_Task requirements:_ Check each line of the listing for the word "народів" and report how many lines contain it, giving nothing but the number.

::::::::::

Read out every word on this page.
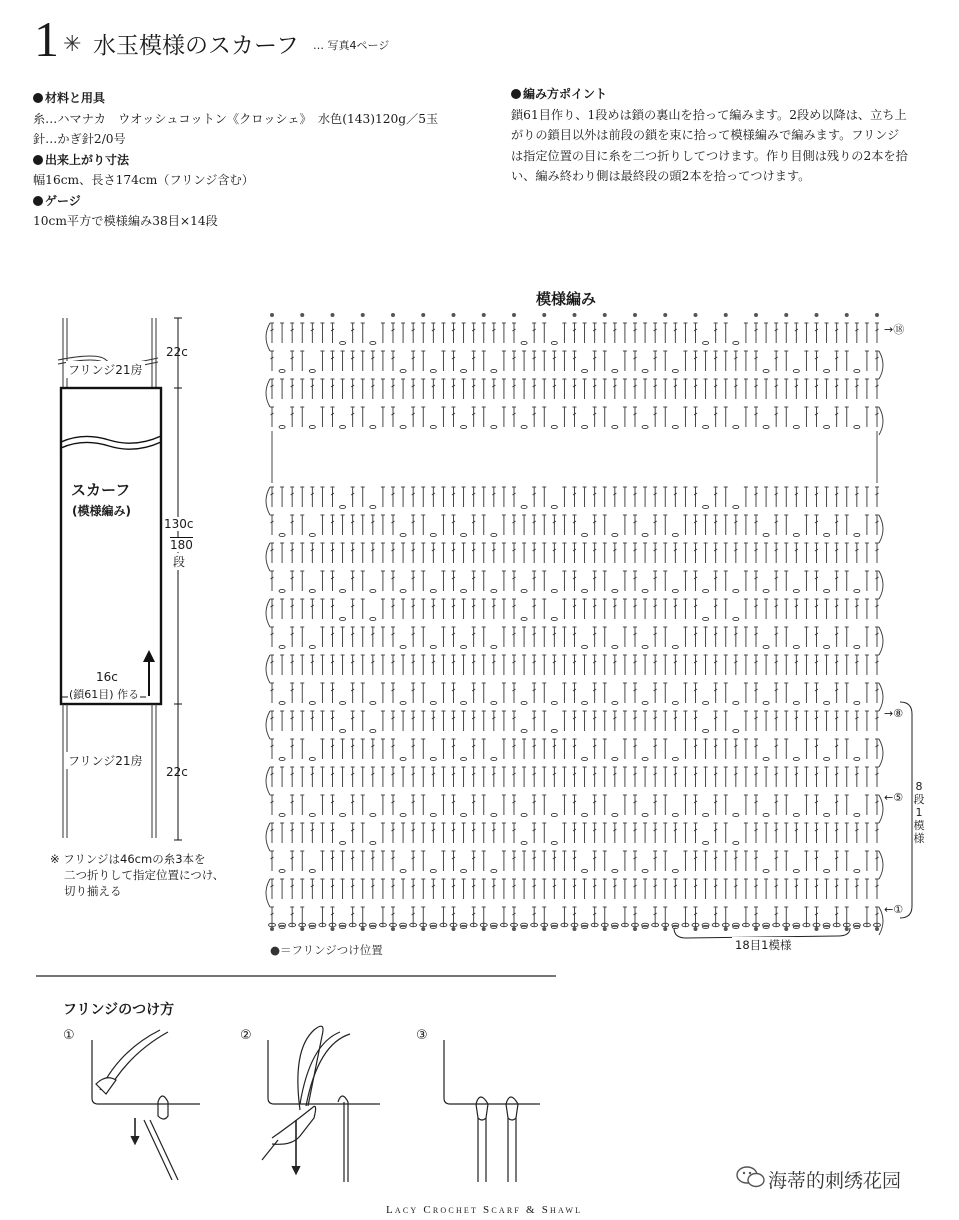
1 ✳ 水玉模様のスカーフ … 写真4ページ
材料と用具
糸…ハマナカ　ウオッシュコットン《クロッシェ》　水色(143)120g／5玉
針…かぎ針2/0号
出来上がり寸法
幅16cm、長さ174cm（フリンジ含む）
ゲージ
10cm平方で模様編み38目×14段
編み方ポイント
鎖61目作り、1段めは鎖の裏山を拾って編みます。2段め以降は、立ち上
がりの鎖目以外は前段の鎖を束に拾って模様編みで編みます。フリンジ
は指定位置の目に糸を二つ折りしてつけます。作り目側は残りの2本を拾
い、編み終わり側は最終段の頭2本を拾ってつけます。
フリンジ21房
22c
スカーフ
(模様編み)
130c
180
段
16c
(鎖61目) 作る
フリンジ21房
22c
※ フリンジは46cmの糸3本を
二つ折りして指定位置につけ、
切り揃える
模様編み
→⑱
→⑧
←⑤
←①
8
段
1
模
様
18目1模様
●＝フリンジつけ位置
フリンジのつけ方
①	②	③
海蒂的刺绣花园
Lacy Crochet Scarf & Shawl
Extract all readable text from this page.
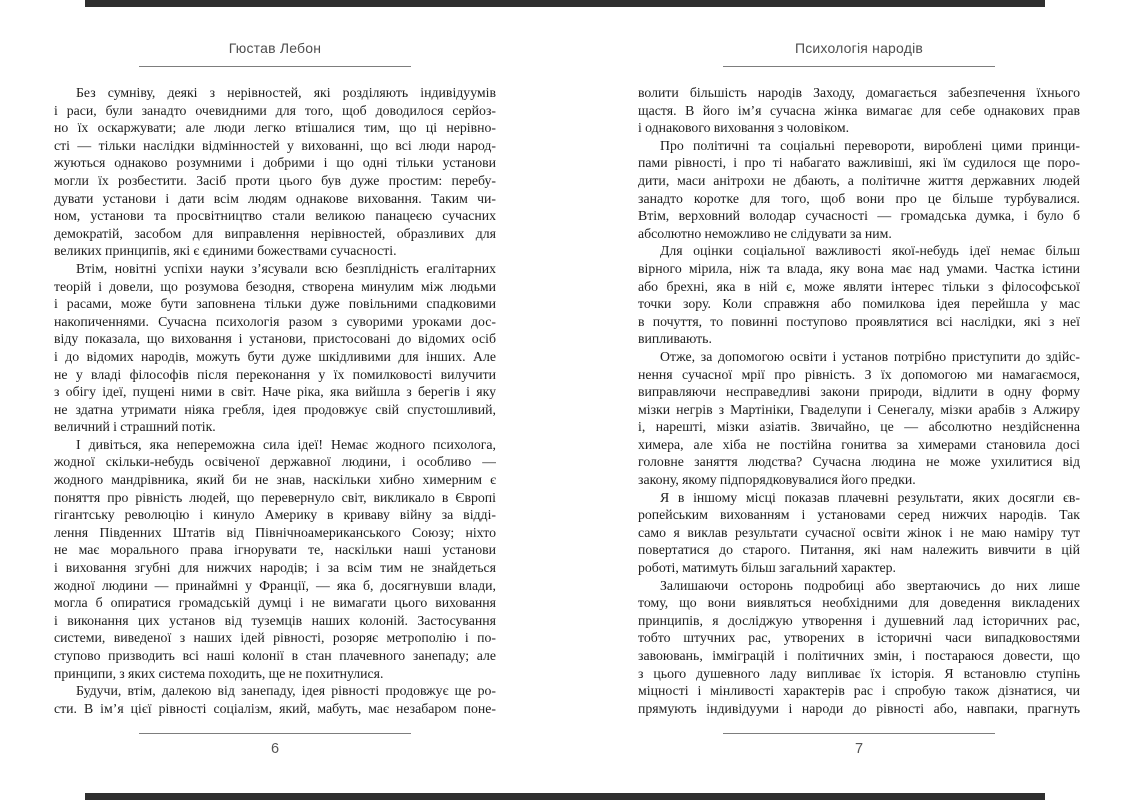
Гюстав Лебон
Без сумніву, деякі з нерівностей, які розділяють індивідуумів
і раси, були занадто очевидними для того, щоб доводилося серйоз-
но їх оскаржувати; але люди легко втішалися тим, що ці нерівно-
сті — тільки наслідки відмінностей у вихованні, що всі люди народ-
жуються однаково розумними і добрими і що одні тільки установи
могли їх розбестити. Засіб проти цього був дуже простим: перебу-
дувати установи і дати всім людям однакове виховання. Таким чи-
ном, установи та просвітництво стали великою панацеєю сучасних
демократій, засобом для виправлення нерівностей, образливих для
великих принципів, які є єдиними божествами сучасності.
Втім, новітні успіхи науки з’ясували всю безплідність егалітарних
теорій і довели, що розумова безодня, створена минулим між людьми
і расами, може бути заповнена тільки дуже повільними спадковими
накопиченнями. Сучасна психологія разом з суворими уроками дос-
віду показала, що виховання і установи, пристосовані до відомих осіб
і до відомих народів, можуть бути дуже шкідливими для інших. Але
не у владі філософів після переконання у їх помилковості вилучити
з обігу ідеї, пущені ними в світ. Наче ріка, яка вийшла з берегів і яку
не здатна утримати ніяка гребля, ідея продовжує свій спустошливий,
величний і страшний потік.
І дивіться, яка непереможна сила ідеї! Немає жодного психолога,
жодної скільки-небудь освіченої державної людини, і особливо —
жодного мандрівника, який би не знав, наскільки хибно химерним є
поняття про рівність людей, що перевернуло світ, викликало в Європі
гігантську революцію і кинуло Америку в криваву війну за відді-
лення Південних Штатів від Північноамериканського Союзу; ніхто
не має морального права ігнорувати те, наскільки наші установи
і виховання згубні для нижчих народів; і за всім тим не знайдеться
жодної людини — принаймні у Франції, — яка б, досягнувши влади,
могла б опиратися громадській думці і не вимагати цього виховання
і виконання цих установ від туземців наших колоній. Застосування
системи, виведеної з наших ідей рівності, розоряє метрополію і по-
ступово призводить всі наші колонії в стан плачевного занепаду; але
принципи, з яких система походить, ще не похитнулися.
Будучи, втім, далекою від занепаду, ідея рівності продовжує ще ро-
сти. В ім’я цієї рівності соціалізм, який, мабуть, має незабаром поне-
6
Психологія народів
волити більшість народів Заходу, домагається забезпечення їхнього
щастя. В його ім’я сучасна жінка вимагає для себе однакових прав
і однакового виховання з чоловіком.
Про політичні та соціальні перевороти, вироблені цими принци-
пами рівності, і про ті набагато важливіші, які їм судилося ще поро-
дити, маси анітрохи не дбають, а політичне життя державних людей
занадто коротке для того, щоб вони про це більше турбувалися.
Втім, верховний володар сучасності — громадська думка, і було б
абсолютно неможливо не слідувати за ним.
Для оцінки соціальної важливості якої-небудь ідеї немає більш
вірного мірила, ніж та влада, яку вона має над умами. Частка істини
або брехні, яка в ній є, може являти інтерес тільки з філософської
точки зору. Коли справжня або помилкова ідея перейшла у мас
в почуття, то повинні поступово проявлятися всі наслідки, які з неї
випливають.
Отже, за допомогою освіти і установ потрібно приступити до здійс-
нення сучасної мрії про рівність. З їх допомогою ми намагаємося,
виправляючи несправедливі закони природи, відлити в одну форму
мізки негрів з Мартініки, Гваделупи і Сенегалу, мізки арабів з Алжиру
і, нарешті, мізки азіатів. Звичайно, це — абсолютно нездійсненна
химера, але хіба не постійна гонитва за химерами становила досі
головне заняття людства? Сучасна людина не може ухилитися від
закону, якому підпорядковувалися його предки.
Я в іншому місці показав плачевні результати, яких досягли єв-
ропейським вихованням і установами серед нижчих народів. Так
само я виклав результати сучасної освіти жінок і не маю наміру тут
повертатися до старого. Питання, які нам належить вивчити в цій
роботі, матимуть більш загальний характер.
Залишаючи осторонь подробиці або звертаючись до них лише
тому, що вони виявляться необхідними для доведення викладених
принципів, я досліджую утворення і душевний лад історичних рас,
тобто штучних рас, утворених в історичні часи випадковостями
завоювань, імміграцій і політичних змін, і постараюся довести, що
з цього душевного ладу випливає їх історія. Я встановлю ступінь
міцності і мінливості характерів рас і спробую також дізнатися, чи
прямують індивідууми і народи до рівності або, навпаки, прагнуть
7
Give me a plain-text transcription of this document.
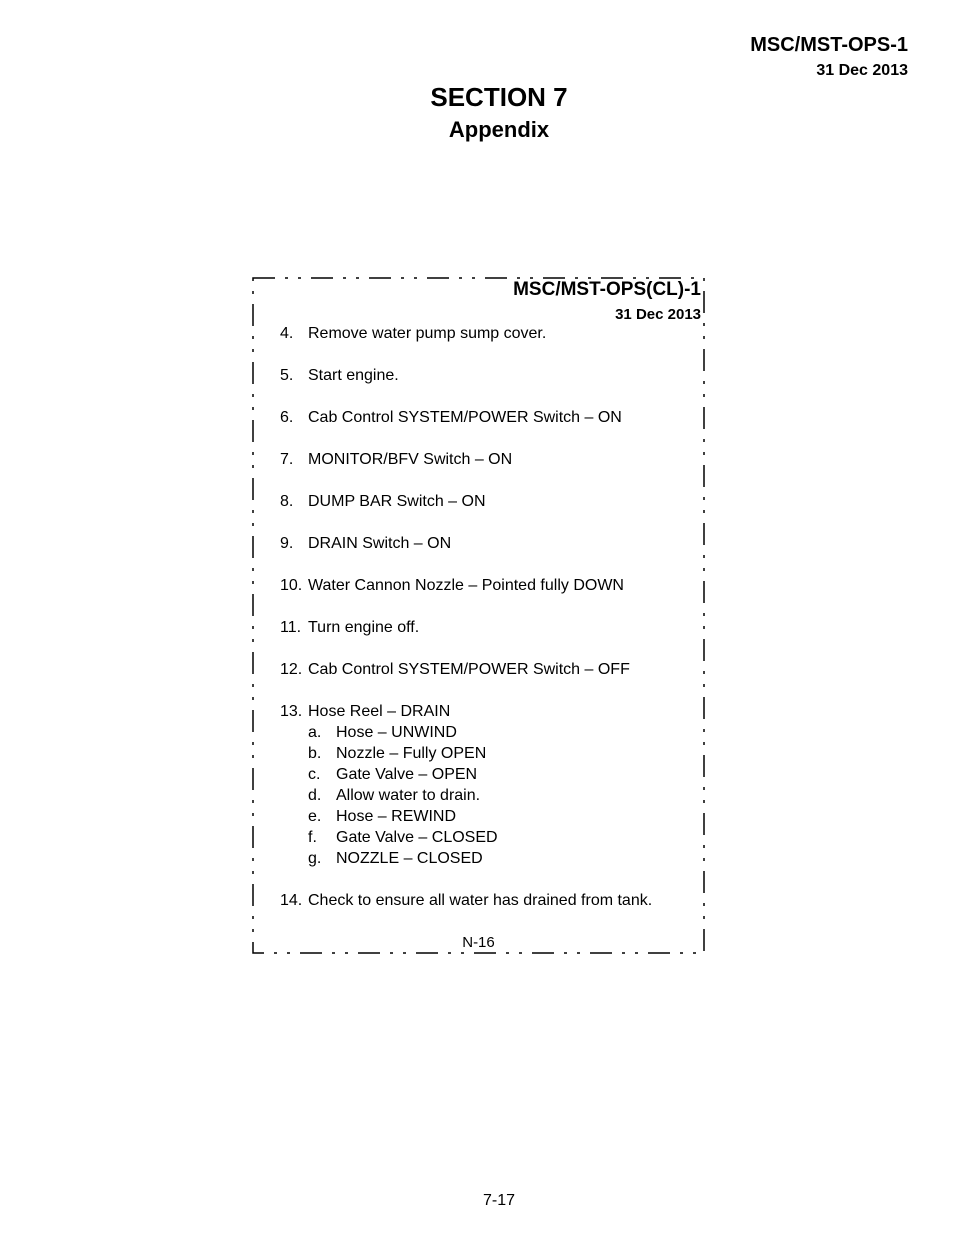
MSC/MST-OPS-1
31 Dec 2013
SECTION 7
Appendix
MSC/MST-OPS(CL)-1
31 Dec 2013
4. Remove water pump sump cover.
5. Start engine.
6. Cab Control SYSTEM/POWER Switch – ON
7. MONITOR/BFV Switch – ON
8. DUMP BAR Switch – ON
9. DRAIN Switch – ON
10. Water Cannon Nozzle – Pointed fully DOWN
11. Turn engine off.
12. Cab Control SYSTEM/POWER Switch – OFF
13. Hose Reel – DRAIN
a. Hose – UNWIND
b. Nozzle – Fully OPEN
c. Gate Valve – OPEN
d. Allow water to drain.
e. Hose – REWIND
f.	Gate Valve – CLOSED
g. NOZZLE – CLOSED
14. Check to ensure all water has drained from tank.
N-16
7-17
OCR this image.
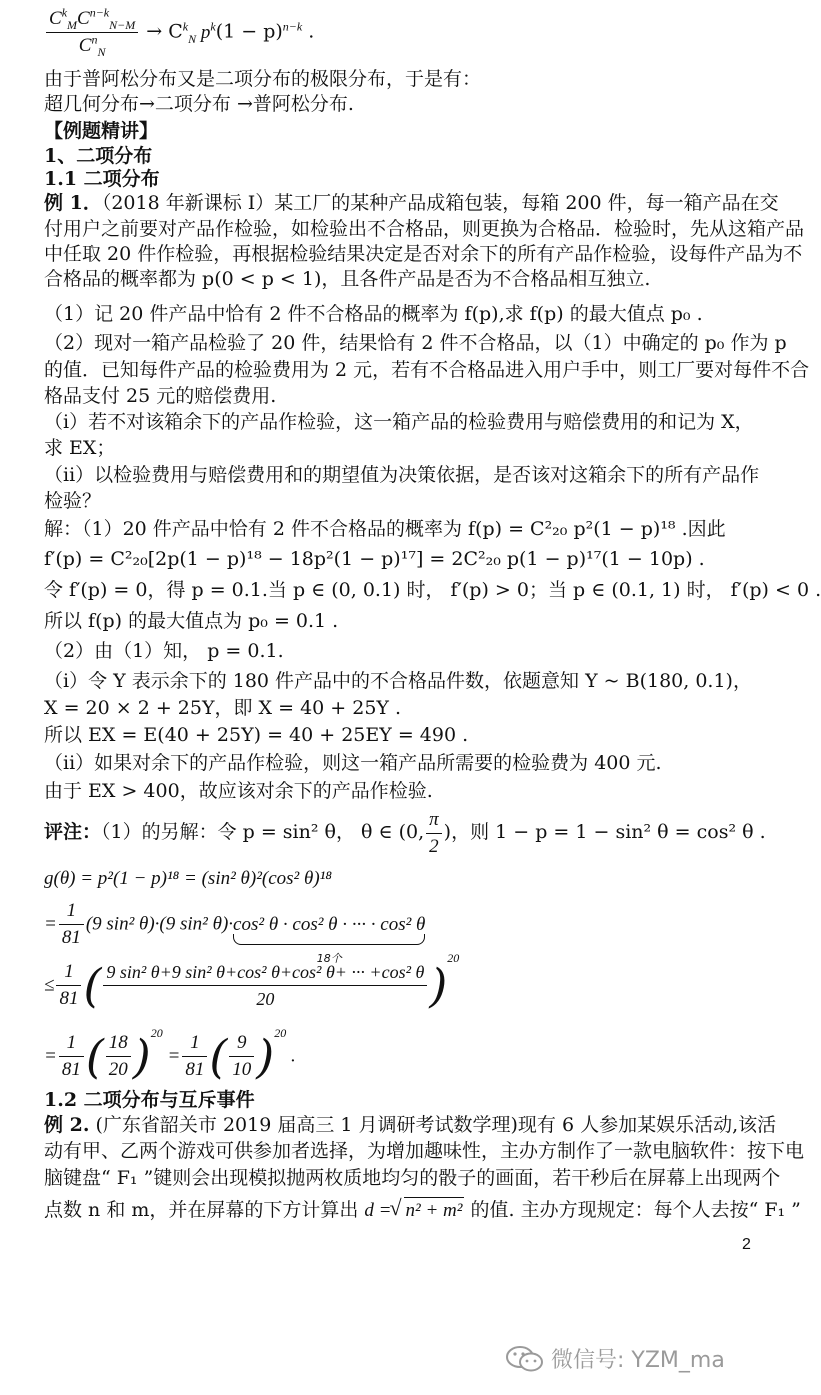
$\frac{C^k_MC^{n-k}_{N-M}}{C^n_N} \to C^k_N$ $p^k(1 - p)^{n-k}$ .
由于普阿松分布又是二项分布的极限分布，于是有：
超几何分布→二项分布 →普阿松分布.
【例题精讲】
1、二项分布
1.1 二项分布
例 1．（2018 年新课标 I）某工厂的某种产品成箱包装，每箱 200 件，每一箱产品在交
付用户之前要对产品作检验，如检验出不合格品，则更换为合格品．检验时，先从这箱产品
中任取 20 件作检验，再根据检验结果决定是否对余下的所有产品作检验，设每件产品为不
合格品的概率都为 p(0 < p < 1)，且各件产品是否为不合格品相互独立.
（1）记 20 件产品中恰有 2 件不合格品的概率为 f(p),求 f(p) 的最大值点 p₀ .
（2）现对一箱产品检验了 20 件，结果恰有 2 件不合格品，以（1）中确定的 p₀ 作为 p
的值．已知每件产品的检验费用为 2 元，若有不合格品进入用户手中，则工厂要对每件不合
格品支付 25 元的赔偿费用.
（i）若不对该箱余下的产品作检验，这一箱产品的检验费用与赔偿费用的和记为 X，
求 EX；
（ii）以检验费用与赔偿费用和的期望值为决策依据，是否该对这箱余下的所有产品作
检验？
解：（1）20 件产品中恰有 2 件不合格品的概率为 f(p) = C²₂₀ p²(1 − p)¹⁸ .因此
f′(p) = C²₂₀[2p(1 − p)¹⁸ − 18p²(1 − p)¹⁷] = 2C²₂₀ p(1 − p)¹⁷(1 − 10p) .
令 f′(p) = 0，得 p = 0.1.当 p ∈ (0, 0.1) 时， f′(p) > 0；当 p ∈ (0.1, 1) 时， f′(p) < 0 .
所以 f(p) 的最大值点为 p₀ = 0.1 .
（2）由（1）知， p = 0.1.
（i）令 Y 表示余下的 180 件产品中的不合格品件数，依题意知 Y ~ B(180, 0.1)，
X = 20 × 2 + 25Y，即 X = 40 + 25Y .
所以 EX = E(40 + 25Y) = 40 + 25EY = 490 .
（ii）如果对余下的产品作检验，则这一箱产品所需要的检验费为 400 元.
由于 EX > 400，故应该对余下的产品作检验.
评注：（1）的另解：令 p = sin² θ， θ ∈ (0, $\frac{\pi}{2}$ )，则 1 − p = 1 − sin² θ = cos² θ .
g(θ) = p²(1 − p)¹⁸ = (sin² θ)²(cos² θ)¹⁸
= $\frac{1}{81} (9$ sin² θ)·(9 sin² θ)·cos² θ · cos² θ · ··· · cos² θ
18个
≤ $\frac{1}{81}$ ( $\frac{\text{9 sin² θ+9 sin² θ+cos² θ+cos² θ+ ··· +cos² θ}}{20} )^{20}$
= $\frac{1}{81}$ ( $\frac{18}{20} )^{20} = \frac{1}{81}$ ( $\frac{9}{10} )^{20}$ .
1.2 二项分布与互斥事件
例 2. (广东省韶关市 2019 届高三 1 月调研考试数学理)现有 6 人参加某娱乐活动,该活
动有甲、乙两个游戏可供参加者选择，为增加趣味性，主办方制作了一款电脑软件：按下电
脑键盘“ F₁ ”键则会出现模拟抛两枚质地均匀的骰子的画面，若干秒后在屏幕上出现两个
点数 n 和 m，并在屏幕的下方计算出 d =√ n² + m² 的值. 主办方现规定：每个人去按“ F₁ ”
2
微信号: YZM_ma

::::::::::

_Correct output:_ 5